Мы все обязательно умрем

Мария Березина
       У Александра Грина есть рассказ о том, как ошалевший от скуки богач  велел воспитать мальчика при электрическом свете, чтобы он никогда не видел ни неба, ни солнца. А потом, когда тот уже был подростком, велел вывести его на улицу и показать закат. Вот, мол, солнце, но сейчас оно упадет и больше не появится. Все его знают, этот рассказ, но внезапно я подумала, что он почти про меня. В детстве я  точно  знала, что Бог есть и очень любила Его, хотя мне никто об этом ни слова не говорил. Вечером, лежа в кроватке, я Его благодарила, если было очень плохо - просила помочь. Но постепенно окружающие что-то заметили и взялись за воспитание. Им почти удалось убедить меня и сделать такой же как они - одномерной  дрожащей тварью, ползущей по линейке времени навстречу неизбежному уничтожению. Такими я видела  людей вокруг. Но в рассказе мальчик уже на следующее утро увидел, что его обманули. Мне же для этого потребовалось гораздо больше времени, и это время богооставленности (хотя ведь это я оставила, под принуждением, но все равно сама) - я в полной мере поняла, что если Бога нет, то, в принципе, все позволено и ни в чем нет смысла. Меня ничего не удивляло и не шокировало. Если меня обижали, я даже не огорчалась - а почему им не поступить, как им хочется?  Каждый свое хорошо меряет от своего пупка, вот и выходит... борьба интересов.

▬▬▬▬▬▬▬▬▬▬

Пожалуйста, допишите следующую часть очерка о детской вере в Бога, начав сразу после его последнего предложения. Листинг взят из другого источника.

- Записи с рамками элементов:

▬▬▬▬▬▬▬▬▬▬

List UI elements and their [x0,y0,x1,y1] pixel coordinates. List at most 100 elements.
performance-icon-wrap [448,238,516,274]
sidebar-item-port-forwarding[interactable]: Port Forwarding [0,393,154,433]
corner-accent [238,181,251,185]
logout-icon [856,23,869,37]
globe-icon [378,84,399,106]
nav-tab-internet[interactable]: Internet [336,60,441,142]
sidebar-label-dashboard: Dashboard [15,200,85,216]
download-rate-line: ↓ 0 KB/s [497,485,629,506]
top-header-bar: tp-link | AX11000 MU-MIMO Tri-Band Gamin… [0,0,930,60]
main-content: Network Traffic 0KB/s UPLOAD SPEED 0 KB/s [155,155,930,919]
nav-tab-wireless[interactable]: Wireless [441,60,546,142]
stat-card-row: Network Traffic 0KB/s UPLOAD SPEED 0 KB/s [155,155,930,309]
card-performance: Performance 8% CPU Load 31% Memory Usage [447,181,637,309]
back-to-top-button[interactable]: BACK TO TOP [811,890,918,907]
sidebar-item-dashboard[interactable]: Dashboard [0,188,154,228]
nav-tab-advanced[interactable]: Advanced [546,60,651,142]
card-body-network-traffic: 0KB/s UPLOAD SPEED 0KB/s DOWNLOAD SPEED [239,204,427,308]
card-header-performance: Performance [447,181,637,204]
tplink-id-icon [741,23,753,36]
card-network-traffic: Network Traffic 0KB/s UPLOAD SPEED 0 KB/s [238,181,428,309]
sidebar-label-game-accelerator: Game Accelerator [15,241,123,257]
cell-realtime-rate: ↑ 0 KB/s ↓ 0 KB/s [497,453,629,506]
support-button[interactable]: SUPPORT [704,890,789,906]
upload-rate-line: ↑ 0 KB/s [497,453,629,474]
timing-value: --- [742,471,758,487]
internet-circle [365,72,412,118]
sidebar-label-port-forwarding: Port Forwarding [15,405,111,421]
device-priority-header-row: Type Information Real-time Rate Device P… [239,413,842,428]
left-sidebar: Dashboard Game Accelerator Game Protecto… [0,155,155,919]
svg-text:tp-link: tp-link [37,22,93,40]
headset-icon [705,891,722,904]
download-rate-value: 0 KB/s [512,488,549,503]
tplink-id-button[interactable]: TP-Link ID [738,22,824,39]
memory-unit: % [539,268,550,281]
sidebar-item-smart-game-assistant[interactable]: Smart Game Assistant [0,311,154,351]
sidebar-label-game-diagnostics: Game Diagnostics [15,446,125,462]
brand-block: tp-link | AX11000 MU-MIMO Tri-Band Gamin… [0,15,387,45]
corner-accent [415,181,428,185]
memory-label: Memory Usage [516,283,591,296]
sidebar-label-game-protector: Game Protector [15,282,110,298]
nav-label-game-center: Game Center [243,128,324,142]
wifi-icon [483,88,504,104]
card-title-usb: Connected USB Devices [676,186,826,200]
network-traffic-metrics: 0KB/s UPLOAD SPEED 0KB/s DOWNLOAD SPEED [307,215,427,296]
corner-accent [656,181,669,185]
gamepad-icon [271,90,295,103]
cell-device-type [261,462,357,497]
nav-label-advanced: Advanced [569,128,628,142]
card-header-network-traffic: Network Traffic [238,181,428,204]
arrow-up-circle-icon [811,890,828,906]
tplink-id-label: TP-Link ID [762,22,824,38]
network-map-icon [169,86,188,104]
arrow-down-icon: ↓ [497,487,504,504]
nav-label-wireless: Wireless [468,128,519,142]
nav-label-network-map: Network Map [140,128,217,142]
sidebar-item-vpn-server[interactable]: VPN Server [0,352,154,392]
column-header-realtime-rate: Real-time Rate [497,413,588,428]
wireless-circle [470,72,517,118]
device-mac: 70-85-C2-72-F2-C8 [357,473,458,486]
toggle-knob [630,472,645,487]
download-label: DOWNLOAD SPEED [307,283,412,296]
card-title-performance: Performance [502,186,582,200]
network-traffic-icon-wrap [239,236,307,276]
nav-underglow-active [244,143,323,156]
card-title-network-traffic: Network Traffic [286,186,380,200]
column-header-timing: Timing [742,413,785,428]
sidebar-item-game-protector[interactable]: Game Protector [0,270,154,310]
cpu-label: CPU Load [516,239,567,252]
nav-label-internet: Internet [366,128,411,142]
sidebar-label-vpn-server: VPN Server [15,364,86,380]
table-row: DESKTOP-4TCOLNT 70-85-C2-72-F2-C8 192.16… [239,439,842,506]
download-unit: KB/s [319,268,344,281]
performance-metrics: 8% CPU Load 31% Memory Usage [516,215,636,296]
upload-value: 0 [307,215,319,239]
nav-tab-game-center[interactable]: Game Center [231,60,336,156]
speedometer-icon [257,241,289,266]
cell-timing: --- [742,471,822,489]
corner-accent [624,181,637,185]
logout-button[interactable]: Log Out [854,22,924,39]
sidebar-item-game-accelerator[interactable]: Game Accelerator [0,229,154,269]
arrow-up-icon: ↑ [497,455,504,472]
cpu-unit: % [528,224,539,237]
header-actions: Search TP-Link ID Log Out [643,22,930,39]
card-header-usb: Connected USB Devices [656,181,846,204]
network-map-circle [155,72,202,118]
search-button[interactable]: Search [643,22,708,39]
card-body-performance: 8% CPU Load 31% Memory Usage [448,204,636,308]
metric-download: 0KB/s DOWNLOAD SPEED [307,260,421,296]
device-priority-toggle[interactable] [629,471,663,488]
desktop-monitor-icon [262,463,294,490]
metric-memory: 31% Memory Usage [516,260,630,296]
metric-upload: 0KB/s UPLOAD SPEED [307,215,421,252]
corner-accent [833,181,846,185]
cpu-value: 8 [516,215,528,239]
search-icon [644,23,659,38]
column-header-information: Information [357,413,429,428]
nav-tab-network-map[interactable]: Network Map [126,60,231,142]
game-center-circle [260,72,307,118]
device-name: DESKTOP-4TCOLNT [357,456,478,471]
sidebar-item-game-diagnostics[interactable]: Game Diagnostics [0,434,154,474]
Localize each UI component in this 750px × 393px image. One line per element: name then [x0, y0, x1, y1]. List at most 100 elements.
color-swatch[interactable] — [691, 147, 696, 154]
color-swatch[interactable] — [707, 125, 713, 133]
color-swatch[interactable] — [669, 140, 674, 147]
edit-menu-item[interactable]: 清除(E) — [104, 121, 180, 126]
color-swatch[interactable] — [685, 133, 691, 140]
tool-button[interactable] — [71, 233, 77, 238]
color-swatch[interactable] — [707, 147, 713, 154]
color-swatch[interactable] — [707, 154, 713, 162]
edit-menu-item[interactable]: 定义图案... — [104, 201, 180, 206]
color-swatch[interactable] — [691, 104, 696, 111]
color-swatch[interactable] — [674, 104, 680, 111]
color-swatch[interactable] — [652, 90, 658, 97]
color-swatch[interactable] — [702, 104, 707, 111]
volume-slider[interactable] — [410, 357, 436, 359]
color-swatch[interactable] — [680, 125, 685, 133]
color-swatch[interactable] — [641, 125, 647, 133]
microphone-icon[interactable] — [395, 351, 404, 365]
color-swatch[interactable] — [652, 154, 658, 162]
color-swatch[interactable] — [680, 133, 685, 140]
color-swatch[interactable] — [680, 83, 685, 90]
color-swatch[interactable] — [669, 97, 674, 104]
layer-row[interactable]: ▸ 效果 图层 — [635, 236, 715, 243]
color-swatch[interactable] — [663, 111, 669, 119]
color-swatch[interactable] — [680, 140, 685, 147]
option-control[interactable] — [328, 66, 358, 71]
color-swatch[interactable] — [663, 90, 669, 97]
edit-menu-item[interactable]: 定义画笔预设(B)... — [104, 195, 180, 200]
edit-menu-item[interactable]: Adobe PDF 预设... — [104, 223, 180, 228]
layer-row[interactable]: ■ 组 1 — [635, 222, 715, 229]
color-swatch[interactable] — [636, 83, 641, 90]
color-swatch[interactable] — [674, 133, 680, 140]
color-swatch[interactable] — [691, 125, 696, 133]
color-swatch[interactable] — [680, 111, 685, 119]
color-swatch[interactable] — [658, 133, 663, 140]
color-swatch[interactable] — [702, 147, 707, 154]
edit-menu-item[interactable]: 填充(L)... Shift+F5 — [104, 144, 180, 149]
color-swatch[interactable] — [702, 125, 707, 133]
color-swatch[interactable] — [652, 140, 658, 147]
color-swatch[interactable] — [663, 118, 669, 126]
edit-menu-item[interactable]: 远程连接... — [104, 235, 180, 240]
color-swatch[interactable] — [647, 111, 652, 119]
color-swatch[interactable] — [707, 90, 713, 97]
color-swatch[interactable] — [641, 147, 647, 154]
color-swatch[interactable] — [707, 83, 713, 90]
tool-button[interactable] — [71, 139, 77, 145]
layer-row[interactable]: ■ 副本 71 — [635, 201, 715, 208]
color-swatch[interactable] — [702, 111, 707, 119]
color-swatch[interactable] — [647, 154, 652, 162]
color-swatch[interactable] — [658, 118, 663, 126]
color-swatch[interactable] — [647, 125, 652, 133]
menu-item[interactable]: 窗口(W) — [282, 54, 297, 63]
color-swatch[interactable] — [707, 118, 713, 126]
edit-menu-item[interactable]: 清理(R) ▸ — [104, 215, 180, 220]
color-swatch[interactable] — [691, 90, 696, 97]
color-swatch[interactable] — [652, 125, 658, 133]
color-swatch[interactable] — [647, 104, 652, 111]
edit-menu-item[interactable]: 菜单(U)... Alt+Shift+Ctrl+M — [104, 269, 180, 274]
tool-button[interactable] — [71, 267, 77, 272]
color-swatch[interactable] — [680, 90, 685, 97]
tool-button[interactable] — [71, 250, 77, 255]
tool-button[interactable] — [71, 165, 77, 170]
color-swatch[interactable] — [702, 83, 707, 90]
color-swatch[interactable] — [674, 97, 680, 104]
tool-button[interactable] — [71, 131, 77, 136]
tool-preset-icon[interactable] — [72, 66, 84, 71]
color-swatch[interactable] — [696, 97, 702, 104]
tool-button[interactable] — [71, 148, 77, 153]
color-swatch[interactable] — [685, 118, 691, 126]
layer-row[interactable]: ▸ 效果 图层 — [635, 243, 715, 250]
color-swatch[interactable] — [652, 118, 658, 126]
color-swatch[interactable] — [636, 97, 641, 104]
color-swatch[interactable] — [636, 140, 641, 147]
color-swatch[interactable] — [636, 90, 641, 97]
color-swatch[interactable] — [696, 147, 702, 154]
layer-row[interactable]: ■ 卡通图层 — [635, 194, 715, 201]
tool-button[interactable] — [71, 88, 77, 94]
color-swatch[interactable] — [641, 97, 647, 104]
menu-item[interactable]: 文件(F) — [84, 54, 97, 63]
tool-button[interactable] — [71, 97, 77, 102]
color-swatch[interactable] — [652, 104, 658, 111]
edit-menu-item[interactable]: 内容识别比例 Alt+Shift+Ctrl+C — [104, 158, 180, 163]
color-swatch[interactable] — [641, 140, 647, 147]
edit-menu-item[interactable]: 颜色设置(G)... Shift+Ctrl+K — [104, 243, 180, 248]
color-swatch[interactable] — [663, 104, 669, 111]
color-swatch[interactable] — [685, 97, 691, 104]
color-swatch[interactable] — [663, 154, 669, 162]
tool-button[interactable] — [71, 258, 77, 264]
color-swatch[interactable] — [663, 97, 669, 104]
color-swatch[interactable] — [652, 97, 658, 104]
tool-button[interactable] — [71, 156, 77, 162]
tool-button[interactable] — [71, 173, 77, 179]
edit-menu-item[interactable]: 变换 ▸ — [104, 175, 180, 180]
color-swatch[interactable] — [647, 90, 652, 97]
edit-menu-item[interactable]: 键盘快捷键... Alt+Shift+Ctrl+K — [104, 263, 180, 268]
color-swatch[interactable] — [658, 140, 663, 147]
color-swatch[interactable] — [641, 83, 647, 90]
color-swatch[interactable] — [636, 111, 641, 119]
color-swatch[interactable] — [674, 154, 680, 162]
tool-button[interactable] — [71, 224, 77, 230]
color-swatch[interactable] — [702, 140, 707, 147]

▬▬▬▬▬▬▬▬▬▬

- Итог упражнения:
  Но глупый обман моих воспитателей раскрылся. Теперь я свободна и снова стремлюсь к Богу. Но сколько времени потеряно! И некого винить, кроме себя. Хотя, конечно, трудно не верить собственным родителям - но невозможно не верить Богу. А они и сейчас такие. Как жаль. Они живут при электрическом свете.
    

    Однажды я поняла, что такое смерть.  Я совершено ясно почувствовала и даже увидела - кончается жизнь, дальше ничто. Полное уничтожение. Мне было 8 лет и  с моим сознанием уже поработали атеисты - родственники и прочие авторитеты.  На какое-то мгновение свет почернел, а потом вернулся, но уже потускневшим. Мерзкое послевкусие преследовало меня  годами.
    
      Потом, когда я вернулась к полноценной картине мира,я узнала. что это значило.  Но тогда мне было интересно - а как другие люди? И я стала спрашивать всех, кого  встречала - в каком возрасте вы осознали свою смертность?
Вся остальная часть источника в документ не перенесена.